Task to complete
Return each line of the listing that contains the string "your".

Record excerpts
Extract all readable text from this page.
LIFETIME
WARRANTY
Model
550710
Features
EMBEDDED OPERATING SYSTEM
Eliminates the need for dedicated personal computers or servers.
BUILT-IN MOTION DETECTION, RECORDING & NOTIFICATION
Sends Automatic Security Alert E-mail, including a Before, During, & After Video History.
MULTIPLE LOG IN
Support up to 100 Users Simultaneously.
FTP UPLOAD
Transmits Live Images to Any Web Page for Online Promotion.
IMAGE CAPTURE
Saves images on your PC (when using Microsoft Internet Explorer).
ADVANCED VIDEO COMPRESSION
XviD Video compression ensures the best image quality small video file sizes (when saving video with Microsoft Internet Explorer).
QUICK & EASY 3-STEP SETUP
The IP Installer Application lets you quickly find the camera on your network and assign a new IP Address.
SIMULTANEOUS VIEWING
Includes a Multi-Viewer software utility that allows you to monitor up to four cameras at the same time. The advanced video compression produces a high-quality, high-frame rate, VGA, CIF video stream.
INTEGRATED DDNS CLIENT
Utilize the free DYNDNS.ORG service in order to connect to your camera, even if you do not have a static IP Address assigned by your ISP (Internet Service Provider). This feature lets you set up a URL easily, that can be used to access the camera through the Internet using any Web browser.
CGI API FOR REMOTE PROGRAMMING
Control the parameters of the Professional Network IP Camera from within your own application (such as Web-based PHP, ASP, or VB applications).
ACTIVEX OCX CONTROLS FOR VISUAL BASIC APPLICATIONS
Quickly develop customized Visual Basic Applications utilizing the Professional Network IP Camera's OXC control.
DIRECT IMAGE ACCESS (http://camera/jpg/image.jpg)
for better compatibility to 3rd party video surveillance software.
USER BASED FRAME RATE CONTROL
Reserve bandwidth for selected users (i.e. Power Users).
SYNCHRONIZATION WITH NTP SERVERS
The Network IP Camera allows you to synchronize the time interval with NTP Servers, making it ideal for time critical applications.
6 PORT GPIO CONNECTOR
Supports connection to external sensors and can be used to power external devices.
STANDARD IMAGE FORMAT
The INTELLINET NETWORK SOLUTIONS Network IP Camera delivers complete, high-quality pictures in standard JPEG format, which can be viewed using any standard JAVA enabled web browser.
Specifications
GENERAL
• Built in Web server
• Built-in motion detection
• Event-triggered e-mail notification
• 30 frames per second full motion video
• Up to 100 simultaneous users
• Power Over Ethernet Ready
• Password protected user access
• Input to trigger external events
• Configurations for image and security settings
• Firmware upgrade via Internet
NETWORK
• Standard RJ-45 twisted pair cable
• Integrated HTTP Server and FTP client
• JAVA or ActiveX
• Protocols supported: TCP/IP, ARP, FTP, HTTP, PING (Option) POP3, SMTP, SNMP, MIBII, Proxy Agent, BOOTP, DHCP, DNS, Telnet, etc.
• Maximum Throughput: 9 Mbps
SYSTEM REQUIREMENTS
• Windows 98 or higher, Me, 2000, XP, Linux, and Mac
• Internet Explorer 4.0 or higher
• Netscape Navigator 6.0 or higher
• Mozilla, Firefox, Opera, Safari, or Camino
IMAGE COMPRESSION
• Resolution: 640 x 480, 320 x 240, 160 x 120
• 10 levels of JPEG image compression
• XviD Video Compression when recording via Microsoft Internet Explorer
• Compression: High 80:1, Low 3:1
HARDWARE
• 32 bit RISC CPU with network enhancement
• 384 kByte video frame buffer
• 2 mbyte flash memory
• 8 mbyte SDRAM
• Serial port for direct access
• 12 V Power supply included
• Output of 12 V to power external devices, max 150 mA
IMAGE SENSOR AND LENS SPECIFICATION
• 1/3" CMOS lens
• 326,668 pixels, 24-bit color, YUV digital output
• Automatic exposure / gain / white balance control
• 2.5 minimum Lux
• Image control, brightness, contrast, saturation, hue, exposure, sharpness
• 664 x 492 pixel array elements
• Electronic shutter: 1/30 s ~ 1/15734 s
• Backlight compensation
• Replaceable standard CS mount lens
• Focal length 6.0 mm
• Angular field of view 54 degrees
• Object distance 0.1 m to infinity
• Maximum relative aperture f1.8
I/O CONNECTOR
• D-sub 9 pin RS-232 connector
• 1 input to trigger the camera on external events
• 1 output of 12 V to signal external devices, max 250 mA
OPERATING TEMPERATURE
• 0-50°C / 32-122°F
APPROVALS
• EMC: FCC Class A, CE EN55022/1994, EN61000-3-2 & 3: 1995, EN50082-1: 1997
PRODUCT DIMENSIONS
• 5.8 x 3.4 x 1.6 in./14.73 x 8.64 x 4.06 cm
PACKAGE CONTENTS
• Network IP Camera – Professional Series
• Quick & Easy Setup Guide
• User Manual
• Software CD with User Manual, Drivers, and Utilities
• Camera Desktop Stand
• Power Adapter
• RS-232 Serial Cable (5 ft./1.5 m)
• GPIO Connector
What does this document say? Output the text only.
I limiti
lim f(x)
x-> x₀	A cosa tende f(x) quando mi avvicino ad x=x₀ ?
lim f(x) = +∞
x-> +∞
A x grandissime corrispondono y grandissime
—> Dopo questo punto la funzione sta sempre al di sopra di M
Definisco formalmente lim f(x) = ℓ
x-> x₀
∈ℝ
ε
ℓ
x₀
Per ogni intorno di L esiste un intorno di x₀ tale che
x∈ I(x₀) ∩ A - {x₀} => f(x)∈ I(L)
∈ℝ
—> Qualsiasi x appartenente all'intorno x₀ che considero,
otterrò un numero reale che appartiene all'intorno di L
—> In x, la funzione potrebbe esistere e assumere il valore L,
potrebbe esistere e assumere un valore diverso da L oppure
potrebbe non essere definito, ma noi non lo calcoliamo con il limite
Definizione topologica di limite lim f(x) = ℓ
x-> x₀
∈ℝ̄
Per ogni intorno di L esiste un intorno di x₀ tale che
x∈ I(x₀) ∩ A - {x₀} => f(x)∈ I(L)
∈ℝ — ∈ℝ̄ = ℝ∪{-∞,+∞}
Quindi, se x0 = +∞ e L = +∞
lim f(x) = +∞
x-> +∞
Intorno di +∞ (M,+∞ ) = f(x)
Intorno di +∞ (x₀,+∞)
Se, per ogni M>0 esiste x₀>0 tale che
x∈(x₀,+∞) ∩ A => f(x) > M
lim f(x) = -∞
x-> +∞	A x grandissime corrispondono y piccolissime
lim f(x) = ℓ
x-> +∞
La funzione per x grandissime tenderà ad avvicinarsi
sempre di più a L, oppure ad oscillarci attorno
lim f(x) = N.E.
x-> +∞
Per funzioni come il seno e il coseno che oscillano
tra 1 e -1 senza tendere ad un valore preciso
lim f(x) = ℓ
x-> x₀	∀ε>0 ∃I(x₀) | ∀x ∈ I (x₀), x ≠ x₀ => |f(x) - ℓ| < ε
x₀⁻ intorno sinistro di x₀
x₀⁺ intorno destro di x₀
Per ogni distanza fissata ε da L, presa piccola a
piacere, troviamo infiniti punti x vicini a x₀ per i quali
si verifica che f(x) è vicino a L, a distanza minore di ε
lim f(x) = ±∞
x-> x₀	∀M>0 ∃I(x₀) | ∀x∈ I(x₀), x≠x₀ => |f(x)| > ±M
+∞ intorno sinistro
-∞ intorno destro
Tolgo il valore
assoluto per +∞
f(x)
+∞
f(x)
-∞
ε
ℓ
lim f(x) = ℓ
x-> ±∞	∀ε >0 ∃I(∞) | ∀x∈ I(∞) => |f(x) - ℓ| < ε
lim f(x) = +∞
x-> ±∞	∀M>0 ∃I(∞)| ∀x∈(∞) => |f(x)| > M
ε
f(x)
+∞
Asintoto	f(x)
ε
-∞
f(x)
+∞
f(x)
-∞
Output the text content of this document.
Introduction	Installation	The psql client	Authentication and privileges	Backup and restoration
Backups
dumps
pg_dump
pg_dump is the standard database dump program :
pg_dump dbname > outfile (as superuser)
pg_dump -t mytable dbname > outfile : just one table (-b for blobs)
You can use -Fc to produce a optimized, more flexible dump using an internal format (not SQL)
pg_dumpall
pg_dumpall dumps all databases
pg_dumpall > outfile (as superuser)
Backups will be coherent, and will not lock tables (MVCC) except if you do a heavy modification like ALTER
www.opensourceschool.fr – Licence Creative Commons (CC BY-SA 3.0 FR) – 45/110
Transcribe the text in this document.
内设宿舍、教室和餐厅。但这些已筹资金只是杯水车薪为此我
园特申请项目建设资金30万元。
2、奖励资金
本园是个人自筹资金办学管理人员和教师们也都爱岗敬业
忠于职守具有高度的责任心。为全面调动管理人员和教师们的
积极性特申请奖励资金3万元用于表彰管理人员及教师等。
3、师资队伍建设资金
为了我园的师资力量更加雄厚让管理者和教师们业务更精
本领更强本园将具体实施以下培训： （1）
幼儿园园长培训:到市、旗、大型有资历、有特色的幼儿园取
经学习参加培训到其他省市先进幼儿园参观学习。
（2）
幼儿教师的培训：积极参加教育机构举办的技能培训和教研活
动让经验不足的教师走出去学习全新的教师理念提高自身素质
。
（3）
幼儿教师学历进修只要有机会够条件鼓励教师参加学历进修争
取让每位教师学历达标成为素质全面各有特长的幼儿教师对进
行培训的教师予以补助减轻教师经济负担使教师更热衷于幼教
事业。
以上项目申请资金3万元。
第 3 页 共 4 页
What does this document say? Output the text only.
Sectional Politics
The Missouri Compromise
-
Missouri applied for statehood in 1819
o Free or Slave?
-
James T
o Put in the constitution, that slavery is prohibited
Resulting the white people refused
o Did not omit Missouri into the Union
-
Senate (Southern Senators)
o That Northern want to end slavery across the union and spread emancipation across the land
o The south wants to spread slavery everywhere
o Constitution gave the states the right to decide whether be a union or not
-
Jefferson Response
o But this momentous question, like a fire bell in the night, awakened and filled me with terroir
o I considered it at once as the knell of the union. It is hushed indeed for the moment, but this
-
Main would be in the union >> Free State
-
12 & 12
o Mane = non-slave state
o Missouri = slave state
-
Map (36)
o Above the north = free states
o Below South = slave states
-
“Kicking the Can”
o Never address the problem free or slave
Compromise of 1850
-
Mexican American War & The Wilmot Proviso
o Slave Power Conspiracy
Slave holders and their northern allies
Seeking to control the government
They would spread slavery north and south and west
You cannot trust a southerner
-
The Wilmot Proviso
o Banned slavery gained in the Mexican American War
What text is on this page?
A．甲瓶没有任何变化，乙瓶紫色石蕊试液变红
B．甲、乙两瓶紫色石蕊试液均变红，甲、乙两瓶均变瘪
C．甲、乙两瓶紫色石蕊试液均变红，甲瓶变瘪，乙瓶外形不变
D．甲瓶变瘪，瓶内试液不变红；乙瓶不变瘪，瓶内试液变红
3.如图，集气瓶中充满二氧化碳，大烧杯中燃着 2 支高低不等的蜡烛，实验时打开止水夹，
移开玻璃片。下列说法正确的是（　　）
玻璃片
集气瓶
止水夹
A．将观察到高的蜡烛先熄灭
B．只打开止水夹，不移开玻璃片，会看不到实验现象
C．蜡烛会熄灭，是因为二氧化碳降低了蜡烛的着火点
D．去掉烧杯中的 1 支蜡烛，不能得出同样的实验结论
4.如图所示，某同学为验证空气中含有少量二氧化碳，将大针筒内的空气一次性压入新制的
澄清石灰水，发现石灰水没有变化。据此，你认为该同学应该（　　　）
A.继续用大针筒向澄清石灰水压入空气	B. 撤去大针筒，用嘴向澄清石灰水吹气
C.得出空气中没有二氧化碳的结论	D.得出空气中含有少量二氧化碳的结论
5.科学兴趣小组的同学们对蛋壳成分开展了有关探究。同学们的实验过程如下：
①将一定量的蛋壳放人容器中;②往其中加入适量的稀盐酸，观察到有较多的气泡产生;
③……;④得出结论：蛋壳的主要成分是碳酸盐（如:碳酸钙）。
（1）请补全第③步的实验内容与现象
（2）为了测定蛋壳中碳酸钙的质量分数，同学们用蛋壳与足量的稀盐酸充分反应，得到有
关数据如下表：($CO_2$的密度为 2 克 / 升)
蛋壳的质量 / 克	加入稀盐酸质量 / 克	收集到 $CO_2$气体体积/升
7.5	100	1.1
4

Solution to this task
Saves images on your PC (when using Microsoft Internet Explorer).
The IP Installer Application lets you quickly find the camera on your network and assign a new IP Address.
Utilize the free DYNDNS.ORG service in order to connect to your camera, even if you do not have a static IP Address assigned by your ISP (Internet Service Provider). This feature lets you set up a URL easily, that can be used to access the camera through the Internet using any Web browser.
Control the parameters of the Professional Network IP Camera from within your own application (such as Web-based PHP, ASP, or VB applications).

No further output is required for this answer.